▸ Set task:
Every record should be written out exactly, please.

▸ Data supplied:
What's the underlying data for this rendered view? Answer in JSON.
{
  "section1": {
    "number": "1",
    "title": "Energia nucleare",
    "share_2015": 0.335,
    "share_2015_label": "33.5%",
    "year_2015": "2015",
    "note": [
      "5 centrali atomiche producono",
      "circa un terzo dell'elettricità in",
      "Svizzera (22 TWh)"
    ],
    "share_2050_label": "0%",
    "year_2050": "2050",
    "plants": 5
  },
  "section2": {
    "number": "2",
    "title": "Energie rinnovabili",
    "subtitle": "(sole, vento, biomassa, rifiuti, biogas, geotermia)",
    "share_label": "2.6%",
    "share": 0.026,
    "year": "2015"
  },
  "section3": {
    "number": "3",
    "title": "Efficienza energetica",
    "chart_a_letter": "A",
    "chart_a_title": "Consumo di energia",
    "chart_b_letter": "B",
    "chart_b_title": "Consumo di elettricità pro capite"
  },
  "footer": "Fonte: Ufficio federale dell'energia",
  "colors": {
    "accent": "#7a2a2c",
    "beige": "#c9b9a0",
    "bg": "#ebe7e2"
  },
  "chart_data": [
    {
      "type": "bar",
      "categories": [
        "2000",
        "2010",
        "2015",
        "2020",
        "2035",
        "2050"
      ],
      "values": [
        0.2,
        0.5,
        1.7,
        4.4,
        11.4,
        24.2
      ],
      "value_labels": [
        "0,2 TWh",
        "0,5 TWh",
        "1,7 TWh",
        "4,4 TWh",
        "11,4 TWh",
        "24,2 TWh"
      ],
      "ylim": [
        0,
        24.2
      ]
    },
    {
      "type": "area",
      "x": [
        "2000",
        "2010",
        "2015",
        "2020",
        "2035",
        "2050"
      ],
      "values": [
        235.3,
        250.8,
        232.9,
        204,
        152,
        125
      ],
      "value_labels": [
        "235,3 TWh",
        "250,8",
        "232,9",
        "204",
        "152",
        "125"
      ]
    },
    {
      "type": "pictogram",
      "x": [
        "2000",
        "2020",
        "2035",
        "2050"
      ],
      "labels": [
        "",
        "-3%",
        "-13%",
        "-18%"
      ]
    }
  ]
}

▸ Answer for this exercise:
What's the underlying data for this rendered view? Answer in JSON.
{
  "section1": {
    "number": "1",
    "title": "Energia nucleare",
    "share_2015": 0.335,
    "share_2015_label": "33.5%",
    "year_2015": "2015",
    "note": [
      "5 centrali atomiche producono",
      "circa un terzo dell'elettricità in",
      "Svizzera (22 TWh)"
    ],
    "share_2050_label": "0%",
    "year_2050": "2050",
    "plants": 5
  },
  "section2": {
    "number": "2",
    "title": "Energie rinnovabili",
    "subtitle": "(sole, vento, biomassa, rifiuti, biogas, geotermia)",
    "share_label": "2.6%",
    "share": 0.026,
    "year": "2015"
  },
  "section3": {
    "number": "3",
    "title": "Efficienza energetica",
    "chart_a_letter": "A",
    "chart_a_title": "Consumo di energia",
    "chart_b_letter": "B",
    "chart_b_title": "Consumo di elettricità pro capite"
  },
  "footer": "Fonte: Ufficio federale dell'energia",
  "colors": {
    "accent": "#7a2a2c",
    "beige": "#c9b9a0",
    "bg": "#ebe7e2"
  },
  "chart_data": [
    {
      "type": "bar",
      "categories": [
        "2000",
        "2010",
        "2015",
        "2020",
        "2035",
        "2050"
      ],
      "values": [
        0.2,
        0.5,
        1.7,
        4.4,
        11.4,
        24.2
      ],
      "value_labels": [
        "0,2 TWh",
        "0,5 TWh",
        "1,7 TWh",
        "4,4 TWh",
        "11,4 TWh",
        "24,2 TWh"
      ],
      "ylim": [
        0,
        24.2
      ]
    },
    {
      "type": "area",
      "x": [
        "2000",
        "2010",
        "2015",
        "2020",
        "2035",
        "2050"
      ],
      "values": [
        235.3,
        250.8,
        232.9,
        204,
        152,
        125
      ],
      "value_labels": [
        "235,3 TWh",
        "250,8",
        "232,9",
        "204",
        "152",
        "125"
      ]
    },
    {
      "type": "pictogram",
      "x": [
        "2000",
        "2020",
        "2035",
        "2050"
      ],
      "labels": [
        "",
        "-3%",
        "-13%",
        "-18%"
      ]
    }
  ]
}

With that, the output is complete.